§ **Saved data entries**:
::::
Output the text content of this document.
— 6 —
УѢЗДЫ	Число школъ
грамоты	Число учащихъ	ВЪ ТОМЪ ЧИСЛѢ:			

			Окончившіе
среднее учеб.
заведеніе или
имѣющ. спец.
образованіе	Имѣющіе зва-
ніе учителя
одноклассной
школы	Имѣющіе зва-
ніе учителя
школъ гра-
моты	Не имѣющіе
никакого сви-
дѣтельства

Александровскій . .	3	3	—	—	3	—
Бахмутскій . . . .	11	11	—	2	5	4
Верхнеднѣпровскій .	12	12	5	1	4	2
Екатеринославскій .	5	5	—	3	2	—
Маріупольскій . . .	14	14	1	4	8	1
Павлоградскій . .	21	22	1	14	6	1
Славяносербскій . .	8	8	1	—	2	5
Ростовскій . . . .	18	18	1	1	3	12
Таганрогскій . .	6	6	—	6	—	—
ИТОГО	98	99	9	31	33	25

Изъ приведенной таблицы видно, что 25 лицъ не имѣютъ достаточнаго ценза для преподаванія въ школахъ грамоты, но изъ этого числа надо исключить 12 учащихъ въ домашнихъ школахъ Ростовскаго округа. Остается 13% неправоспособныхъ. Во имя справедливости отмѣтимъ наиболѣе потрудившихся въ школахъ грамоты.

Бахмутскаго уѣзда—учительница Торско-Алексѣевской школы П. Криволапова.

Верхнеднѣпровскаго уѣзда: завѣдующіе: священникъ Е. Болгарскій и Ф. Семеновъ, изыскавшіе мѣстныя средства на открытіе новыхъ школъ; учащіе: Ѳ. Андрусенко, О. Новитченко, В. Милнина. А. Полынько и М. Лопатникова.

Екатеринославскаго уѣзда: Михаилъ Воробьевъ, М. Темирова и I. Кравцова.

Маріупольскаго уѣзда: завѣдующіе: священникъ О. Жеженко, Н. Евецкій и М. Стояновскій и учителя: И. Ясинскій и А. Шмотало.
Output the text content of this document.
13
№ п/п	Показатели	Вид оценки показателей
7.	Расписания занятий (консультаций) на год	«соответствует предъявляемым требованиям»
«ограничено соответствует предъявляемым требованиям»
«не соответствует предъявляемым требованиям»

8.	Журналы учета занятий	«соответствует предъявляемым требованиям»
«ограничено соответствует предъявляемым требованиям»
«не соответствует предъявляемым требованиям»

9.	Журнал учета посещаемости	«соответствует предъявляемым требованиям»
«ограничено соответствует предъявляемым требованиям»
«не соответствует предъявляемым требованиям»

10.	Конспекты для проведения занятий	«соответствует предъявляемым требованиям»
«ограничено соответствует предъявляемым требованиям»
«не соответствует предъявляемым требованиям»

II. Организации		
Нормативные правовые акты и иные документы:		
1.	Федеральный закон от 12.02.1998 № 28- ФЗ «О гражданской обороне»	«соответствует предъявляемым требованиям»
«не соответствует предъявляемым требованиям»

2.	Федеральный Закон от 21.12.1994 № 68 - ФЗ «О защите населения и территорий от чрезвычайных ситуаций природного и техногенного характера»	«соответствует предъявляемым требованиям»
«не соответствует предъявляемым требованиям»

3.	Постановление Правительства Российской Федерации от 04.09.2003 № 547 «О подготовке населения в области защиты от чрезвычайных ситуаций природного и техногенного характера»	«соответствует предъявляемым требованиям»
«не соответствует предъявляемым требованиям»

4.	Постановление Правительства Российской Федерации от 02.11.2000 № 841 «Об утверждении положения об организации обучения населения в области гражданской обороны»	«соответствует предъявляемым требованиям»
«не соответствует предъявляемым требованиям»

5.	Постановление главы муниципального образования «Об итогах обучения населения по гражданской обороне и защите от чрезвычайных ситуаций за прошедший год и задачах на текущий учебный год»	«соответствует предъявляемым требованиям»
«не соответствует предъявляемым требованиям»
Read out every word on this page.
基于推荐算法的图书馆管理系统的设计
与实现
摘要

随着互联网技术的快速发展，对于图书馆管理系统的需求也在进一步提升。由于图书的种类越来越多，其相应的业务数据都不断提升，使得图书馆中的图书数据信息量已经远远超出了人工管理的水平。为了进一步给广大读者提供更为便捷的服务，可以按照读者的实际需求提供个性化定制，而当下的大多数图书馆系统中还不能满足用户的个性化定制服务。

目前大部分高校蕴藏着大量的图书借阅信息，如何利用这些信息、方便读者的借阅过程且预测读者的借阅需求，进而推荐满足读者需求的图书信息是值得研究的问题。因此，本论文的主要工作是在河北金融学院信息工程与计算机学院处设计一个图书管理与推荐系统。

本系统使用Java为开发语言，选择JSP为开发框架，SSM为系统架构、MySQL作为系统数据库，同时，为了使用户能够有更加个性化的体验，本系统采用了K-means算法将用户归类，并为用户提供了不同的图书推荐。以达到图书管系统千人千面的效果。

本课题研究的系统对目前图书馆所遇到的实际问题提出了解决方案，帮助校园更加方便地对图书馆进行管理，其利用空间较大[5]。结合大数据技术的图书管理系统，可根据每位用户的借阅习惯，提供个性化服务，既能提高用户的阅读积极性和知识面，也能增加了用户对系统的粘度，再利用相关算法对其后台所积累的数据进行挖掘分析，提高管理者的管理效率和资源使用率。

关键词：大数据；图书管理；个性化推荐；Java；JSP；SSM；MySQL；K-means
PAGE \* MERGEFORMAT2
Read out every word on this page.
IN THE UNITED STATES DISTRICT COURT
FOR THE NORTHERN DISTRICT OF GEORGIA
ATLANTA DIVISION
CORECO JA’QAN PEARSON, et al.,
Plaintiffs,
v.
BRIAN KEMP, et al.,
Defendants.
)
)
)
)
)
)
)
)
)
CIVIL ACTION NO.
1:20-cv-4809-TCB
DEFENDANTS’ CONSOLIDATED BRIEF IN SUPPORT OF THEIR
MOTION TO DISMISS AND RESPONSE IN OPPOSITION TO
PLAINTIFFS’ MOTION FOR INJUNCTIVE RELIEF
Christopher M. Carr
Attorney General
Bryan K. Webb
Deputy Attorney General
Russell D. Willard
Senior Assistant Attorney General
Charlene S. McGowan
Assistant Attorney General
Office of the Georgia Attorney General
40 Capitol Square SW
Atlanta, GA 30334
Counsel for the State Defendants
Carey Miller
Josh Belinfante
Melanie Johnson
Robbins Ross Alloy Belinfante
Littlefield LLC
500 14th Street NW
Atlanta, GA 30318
::::
§ **Challenge**: Please reproduce all of the entries exactly as they stand.

§ **Task answer**:
Output the text content of this document.
— 6 —
УѢЗДЫ	Число школъ
грамоты	Число учащихъ	ВЪ ТОМЪ ЧИСЛѢ:			

			Окончившіе
среднее учеб.
заведеніе или
имѣющ. спец.
образованіе	Имѣющіе зва-
ніе учителя
одноклассной
школы	Имѣющіе зва-
ніе учителя
школъ гра-
моты	Не имѣющіе
никакого сви-
дѣтельства

Александровскій . .	3	3	—	—	3	—
Бахмутскій . . . .	11	11	—	2	5	4
Верхнеднѣпровскій .	12	12	5	1	4	2
Екатеринославскій .	5	5	—	3	2	—
Маріупольскій . . .	14	14	1	4	8	1
Павлоградскій . .	21	22	1	14	6	1
Славяносербскій . .	8	8	1	—	2	5
Ростовскій . . . .	18	18	1	1	3	12
Таганрогскій . .	6	6	—	6	—	—
ИТОГО	98	99	9	31	33	25

Изъ приведенной таблицы видно, что 25 лицъ не имѣютъ достаточнаго ценза для преподаванія въ школахъ грамоты, но изъ этого числа надо исключить 12 учащихъ въ домашнихъ школахъ Ростовскаго округа. Остается 13% неправоспособныхъ. Во имя справедливости отмѣтимъ наиболѣе потрудившихся въ школахъ грамоты.

Бахмутскаго уѣзда—учительница Торско-Алексѣевской школы П. Криволапова.

Верхнеднѣпровскаго уѣзда: завѣдующіе: священникъ Е. Болгарскій и Ф. Семеновъ, изыскавшіе мѣстныя средства на открытіе новыхъ школъ; учащіе: Ѳ. Андрусенко, О. Новитченко, В. Милнина. А. Полынько и М. Лопатникова.

Екатеринославскаго уѣзда: Михаилъ Воробьевъ, М. Темирова и I. Кравцова.

Маріупольскаго уѣзда: завѣдующіе: священникъ О. Жеженко, Н. Евецкій и М. Стояновскій и учителя: И. Ясинскій и А. Шмотало.
Output the text content of this document.
13
№ п/п	Показатели	Вид оценки показателей
7.	Расписания занятий (консультаций) на год	«соответствует предъявляемым требованиям»
«ограничено соответствует предъявляемым требованиям»
«не соответствует предъявляемым требованиям»

8.	Журналы учета занятий	«соответствует предъявляемым требованиям»
«ограничено соответствует предъявляемым требованиям»
«не соответствует предъявляемым требованиям»

9.	Журнал учета посещаемости	«соответствует предъявляемым требованиям»
«ограничено соответствует предъявляемым требованиям»
«не соответствует предъявляемым требованиям»

10.	Конспекты для проведения занятий	«соответствует предъявляемым требованиям»
«ограничено соответствует предъявляемым требованиям»
«не соответствует предъявляемым требованиям»

II. Организации		
Нормативные правовые акты и иные документы:		
1.	Федеральный закон от 12.02.1998 № 28- ФЗ «О гражданской обороне»	«соответствует предъявляемым требованиям»
«не соответствует предъявляемым требованиям»

2.	Федеральный Закон от 21.12.1994 № 68 - ФЗ «О защите населения и территорий от чрезвычайных ситуаций природного и техногенного характера»	«соответствует предъявляемым требованиям»
«не соответствует предъявляемым требованиям»

3.	Постановление Правительства Российской Федерации от 04.09.2003 № 547 «О подготовке населения в области защиты от чрезвычайных ситуаций природного и техногенного характера»	«соответствует предъявляемым требованиям»
«не соответствует предъявляемым требованиям»

4.	Постановление Правительства Российской Федерации от 02.11.2000 № 841 «Об утверждении положения об организации обучения населения в области гражданской обороны»	«соответствует предъявляемым требованиям»
«не соответствует предъявляемым требованиям»

5.	Постановление главы муниципального образования «Об итогах обучения населения по гражданской обороне и защите от чрезвычайных ситуаций за прошедший год и задачах на текущий учебный год»	«соответствует предъявляемым требованиям»
«не соответствует предъявляемым требованиям»
Read out every word on this page.
基于推荐算法的图书馆管理系统的设计
与实现
摘要

随着互联网技术的快速发展，对于图书馆管理系统的需求也在进一步提升。由于图书的种类越来越多，其相应的业务数据都不断提升，使得图书馆中的图书数据信息量已经远远超出了人工管理的水平。为了进一步给广大读者提供更为便捷的服务，可以按照读者的实际需求提供个性化定制，而当下的大多数图书馆系统中还不能满足用户的个性化定制服务。

目前大部分高校蕴藏着大量的图书借阅信息，如何利用这些信息、方便读者的借阅过程且预测读者的借阅需求，进而推荐满足读者需求的图书信息是值得研究的问题。因此，本论文的主要工作是在河北金融学院信息工程与计算机学院处设计一个图书管理与推荐系统。

本系统使用Java为开发语言，选择JSP为开发框架，SSM为系统架构、MySQL作为系统数据库，同时，为了使用户能够有更加个性化的体验，本系统采用了K-means算法将用户归类，并为用户提供了不同的图书推荐。以达到图书管系统千人千面的效果。

本课题研究的系统对目前图书馆所遇到的实际问题提出了解决方案，帮助校园更加方便地对图书馆进行管理，其利用空间较大[5]。结合大数据技术的图书管理系统，可根据每位用户的借阅习惯，提供个性化服务，既能提高用户的阅读积极性和知识面，也能增加了用户对系统的粘度，再利用相关算法对其后台所积累的数据进行挖掘分析，提高管理者的管理效率和资源使用率。

关键词：大数据；图书管理；个性化推荐；Java；JSP；SSM；MySQL；K-means
PAGE \* MERGEFORMAT2
Read out every word on this page.
IN THE UNITED STATES DISTRICT COURT
FOR THE NORTHERN DISTRICT OF GEORGIA
ATLANTA DIVISION
CORECO JA’QAN PEARSON, et al.,
Plaintiffs,
v.
BRIAN KEMP, et al.,
Defendants.
)
)
)
)
)
)
)
)
)
CIVIL ACTION NO.
1:20-cv-4809-TCB
DEFENDANTS’ CONSOLIDATED BRIEF IN SUPPORT OF THEIR
MOTION TO DISMISS AND RESPONSE IN OPPOSITION TO
PLAINTIFFS’ MOTION FOR INJUNCTIVE RELIEF
Christopher M. Carr
Attorney General
Bryan K. Webb
Deputy Attorney General
Russell D. Willard
Senior Assistant Attorney General
Charlene S. McGowan
Assistant Attorney General
Office of the Georgia Attorney General
40 Capitol Square SW
Atlanta, GA 30334
Counsel for the State Defendants
Carey Miller
Josh Belinfante
Melanie Johnson
Robbins Ross Alloy Belinfante
Littlefield LLC
500 14th Street NW
Atlanta, GA 30318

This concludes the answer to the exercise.